## begin

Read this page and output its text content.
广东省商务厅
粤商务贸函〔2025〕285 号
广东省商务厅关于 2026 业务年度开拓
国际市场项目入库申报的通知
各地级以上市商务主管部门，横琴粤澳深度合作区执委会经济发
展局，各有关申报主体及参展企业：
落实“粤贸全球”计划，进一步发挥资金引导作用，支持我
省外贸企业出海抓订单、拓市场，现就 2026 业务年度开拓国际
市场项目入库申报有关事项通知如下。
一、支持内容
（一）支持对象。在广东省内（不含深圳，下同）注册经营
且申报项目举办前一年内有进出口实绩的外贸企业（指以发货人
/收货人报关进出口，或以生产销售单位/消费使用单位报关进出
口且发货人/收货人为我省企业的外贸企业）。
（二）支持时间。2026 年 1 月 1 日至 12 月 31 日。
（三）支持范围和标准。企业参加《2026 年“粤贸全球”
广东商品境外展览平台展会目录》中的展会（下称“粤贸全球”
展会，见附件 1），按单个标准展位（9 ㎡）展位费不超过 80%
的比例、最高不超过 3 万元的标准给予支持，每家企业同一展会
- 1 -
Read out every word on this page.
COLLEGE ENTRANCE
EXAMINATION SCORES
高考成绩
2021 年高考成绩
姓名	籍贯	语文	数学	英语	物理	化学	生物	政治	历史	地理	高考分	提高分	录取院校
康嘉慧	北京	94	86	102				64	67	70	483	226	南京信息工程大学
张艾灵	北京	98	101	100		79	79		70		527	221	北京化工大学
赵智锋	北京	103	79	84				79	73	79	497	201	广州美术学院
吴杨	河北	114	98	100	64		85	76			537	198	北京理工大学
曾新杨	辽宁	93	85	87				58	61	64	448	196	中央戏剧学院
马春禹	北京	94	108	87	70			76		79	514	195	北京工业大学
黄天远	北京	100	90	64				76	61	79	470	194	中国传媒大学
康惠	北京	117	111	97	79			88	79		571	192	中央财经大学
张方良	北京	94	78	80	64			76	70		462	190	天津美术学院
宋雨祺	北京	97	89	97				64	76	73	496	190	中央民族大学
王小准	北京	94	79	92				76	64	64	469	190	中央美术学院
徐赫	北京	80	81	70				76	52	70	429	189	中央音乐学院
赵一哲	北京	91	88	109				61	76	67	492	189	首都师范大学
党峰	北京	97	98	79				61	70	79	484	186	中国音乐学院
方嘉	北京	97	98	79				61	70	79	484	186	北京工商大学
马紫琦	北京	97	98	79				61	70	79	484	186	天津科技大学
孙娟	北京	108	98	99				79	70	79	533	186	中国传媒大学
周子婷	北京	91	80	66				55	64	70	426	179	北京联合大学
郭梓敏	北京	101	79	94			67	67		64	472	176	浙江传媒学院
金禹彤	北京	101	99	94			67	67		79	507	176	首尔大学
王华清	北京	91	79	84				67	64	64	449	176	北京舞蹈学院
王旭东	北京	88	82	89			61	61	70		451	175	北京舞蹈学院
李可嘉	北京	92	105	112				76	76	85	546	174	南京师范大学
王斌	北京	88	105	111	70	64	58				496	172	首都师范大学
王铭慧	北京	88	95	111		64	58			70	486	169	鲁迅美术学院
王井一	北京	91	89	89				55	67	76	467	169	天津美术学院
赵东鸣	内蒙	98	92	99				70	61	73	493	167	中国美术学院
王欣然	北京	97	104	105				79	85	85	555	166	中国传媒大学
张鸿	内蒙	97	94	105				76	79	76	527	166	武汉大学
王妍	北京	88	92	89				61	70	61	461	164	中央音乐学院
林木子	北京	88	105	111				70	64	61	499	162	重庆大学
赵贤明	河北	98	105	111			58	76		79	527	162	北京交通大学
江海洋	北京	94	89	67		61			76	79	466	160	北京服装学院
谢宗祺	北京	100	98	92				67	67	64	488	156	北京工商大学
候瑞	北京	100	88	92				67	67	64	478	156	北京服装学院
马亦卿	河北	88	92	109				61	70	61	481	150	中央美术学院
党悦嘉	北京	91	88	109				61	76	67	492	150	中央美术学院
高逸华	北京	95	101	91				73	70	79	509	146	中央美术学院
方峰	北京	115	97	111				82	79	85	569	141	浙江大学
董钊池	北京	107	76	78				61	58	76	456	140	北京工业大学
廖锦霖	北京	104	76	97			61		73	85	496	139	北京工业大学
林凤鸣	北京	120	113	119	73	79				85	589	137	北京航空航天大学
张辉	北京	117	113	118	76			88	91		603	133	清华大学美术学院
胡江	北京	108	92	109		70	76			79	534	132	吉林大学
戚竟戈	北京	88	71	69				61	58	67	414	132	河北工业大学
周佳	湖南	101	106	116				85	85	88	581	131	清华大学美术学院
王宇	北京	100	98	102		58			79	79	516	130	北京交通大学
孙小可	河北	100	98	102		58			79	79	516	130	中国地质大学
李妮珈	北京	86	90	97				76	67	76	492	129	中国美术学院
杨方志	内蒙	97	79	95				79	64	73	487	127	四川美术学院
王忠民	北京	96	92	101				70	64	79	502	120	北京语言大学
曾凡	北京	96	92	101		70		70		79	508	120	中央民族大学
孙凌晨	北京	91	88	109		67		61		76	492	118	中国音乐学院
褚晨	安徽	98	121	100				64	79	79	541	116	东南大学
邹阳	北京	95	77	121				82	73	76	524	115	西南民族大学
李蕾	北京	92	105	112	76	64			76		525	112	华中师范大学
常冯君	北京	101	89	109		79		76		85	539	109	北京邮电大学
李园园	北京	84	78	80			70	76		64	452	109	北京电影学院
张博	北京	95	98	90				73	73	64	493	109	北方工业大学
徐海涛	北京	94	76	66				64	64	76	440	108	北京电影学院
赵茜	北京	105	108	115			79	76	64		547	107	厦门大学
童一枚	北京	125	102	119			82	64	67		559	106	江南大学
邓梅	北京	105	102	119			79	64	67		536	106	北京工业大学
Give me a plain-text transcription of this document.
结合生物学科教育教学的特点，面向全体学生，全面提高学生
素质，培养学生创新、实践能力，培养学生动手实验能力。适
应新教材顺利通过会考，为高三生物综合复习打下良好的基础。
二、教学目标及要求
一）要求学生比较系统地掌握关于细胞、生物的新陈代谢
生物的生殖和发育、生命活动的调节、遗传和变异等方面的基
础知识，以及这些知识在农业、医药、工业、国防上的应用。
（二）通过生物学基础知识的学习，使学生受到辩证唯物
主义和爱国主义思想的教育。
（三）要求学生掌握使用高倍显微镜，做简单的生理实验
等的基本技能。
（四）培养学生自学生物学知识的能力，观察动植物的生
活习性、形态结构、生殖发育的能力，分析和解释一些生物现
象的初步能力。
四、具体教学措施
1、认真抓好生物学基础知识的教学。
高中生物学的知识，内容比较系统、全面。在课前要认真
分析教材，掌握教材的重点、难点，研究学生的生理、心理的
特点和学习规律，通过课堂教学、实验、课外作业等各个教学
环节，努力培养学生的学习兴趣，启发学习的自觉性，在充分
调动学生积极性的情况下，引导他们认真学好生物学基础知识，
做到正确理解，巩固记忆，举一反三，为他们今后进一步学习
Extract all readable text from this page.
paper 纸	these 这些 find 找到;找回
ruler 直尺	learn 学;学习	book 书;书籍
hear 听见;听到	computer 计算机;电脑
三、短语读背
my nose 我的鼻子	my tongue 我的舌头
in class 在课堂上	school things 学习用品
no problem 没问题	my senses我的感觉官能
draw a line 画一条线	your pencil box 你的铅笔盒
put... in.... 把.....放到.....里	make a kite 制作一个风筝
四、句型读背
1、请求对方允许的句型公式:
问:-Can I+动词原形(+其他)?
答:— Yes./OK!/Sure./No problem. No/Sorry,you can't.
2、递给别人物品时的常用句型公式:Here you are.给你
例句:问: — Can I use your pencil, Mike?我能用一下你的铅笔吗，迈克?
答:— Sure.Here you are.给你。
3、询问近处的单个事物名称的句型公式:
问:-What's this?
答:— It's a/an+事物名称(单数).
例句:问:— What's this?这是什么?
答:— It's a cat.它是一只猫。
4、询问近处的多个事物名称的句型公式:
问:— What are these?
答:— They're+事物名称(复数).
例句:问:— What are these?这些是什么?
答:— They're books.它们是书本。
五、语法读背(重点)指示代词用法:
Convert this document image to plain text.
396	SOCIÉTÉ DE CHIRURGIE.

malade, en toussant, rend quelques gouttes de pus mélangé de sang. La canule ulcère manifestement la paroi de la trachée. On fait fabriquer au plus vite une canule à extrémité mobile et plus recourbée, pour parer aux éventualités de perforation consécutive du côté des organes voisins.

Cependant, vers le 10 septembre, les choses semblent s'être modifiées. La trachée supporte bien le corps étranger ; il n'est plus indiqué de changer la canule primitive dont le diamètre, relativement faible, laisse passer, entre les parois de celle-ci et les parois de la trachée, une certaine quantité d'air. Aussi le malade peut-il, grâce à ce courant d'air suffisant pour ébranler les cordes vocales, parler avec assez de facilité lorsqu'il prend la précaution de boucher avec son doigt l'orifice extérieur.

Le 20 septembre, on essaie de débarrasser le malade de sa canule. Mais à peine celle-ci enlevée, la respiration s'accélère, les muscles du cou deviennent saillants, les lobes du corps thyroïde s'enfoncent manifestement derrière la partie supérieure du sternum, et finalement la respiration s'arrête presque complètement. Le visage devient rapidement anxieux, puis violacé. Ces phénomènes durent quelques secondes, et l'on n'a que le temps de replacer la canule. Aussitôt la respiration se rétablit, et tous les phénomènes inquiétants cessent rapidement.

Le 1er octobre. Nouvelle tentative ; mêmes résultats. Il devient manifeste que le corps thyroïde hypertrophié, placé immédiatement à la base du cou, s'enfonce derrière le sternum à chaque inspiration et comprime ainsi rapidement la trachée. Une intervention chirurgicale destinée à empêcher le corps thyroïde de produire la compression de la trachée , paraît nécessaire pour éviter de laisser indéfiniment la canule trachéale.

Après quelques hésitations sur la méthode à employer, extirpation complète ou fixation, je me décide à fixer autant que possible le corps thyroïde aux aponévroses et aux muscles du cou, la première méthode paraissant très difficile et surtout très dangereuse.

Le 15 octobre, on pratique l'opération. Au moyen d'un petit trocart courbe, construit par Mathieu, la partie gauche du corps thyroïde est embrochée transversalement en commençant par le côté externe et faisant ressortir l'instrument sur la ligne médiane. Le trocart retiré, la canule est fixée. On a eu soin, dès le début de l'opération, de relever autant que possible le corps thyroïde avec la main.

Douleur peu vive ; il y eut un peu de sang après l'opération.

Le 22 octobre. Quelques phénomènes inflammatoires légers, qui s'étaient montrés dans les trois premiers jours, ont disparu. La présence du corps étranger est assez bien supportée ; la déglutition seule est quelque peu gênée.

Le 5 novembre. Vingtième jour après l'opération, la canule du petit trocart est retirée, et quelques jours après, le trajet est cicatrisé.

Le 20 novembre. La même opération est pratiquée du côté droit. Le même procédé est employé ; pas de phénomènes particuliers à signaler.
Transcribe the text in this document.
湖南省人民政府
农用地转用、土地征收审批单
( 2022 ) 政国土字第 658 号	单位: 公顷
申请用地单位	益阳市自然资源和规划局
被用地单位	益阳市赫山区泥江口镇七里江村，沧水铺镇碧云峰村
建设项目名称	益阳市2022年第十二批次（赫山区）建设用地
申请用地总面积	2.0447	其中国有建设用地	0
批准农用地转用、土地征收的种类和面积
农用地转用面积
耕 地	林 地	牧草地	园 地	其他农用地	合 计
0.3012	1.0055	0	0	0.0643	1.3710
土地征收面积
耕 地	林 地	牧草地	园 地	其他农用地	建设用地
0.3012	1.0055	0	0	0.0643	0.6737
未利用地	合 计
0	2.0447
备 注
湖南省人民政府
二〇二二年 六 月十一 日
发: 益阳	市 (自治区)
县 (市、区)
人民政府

## end

[What to produce]
Out of the records, collect only those lines that contain the string "document".

[Task response]
Give me a plain-text transcription of this document.
Convert this document image to plain text.
Transcribe the text in this document.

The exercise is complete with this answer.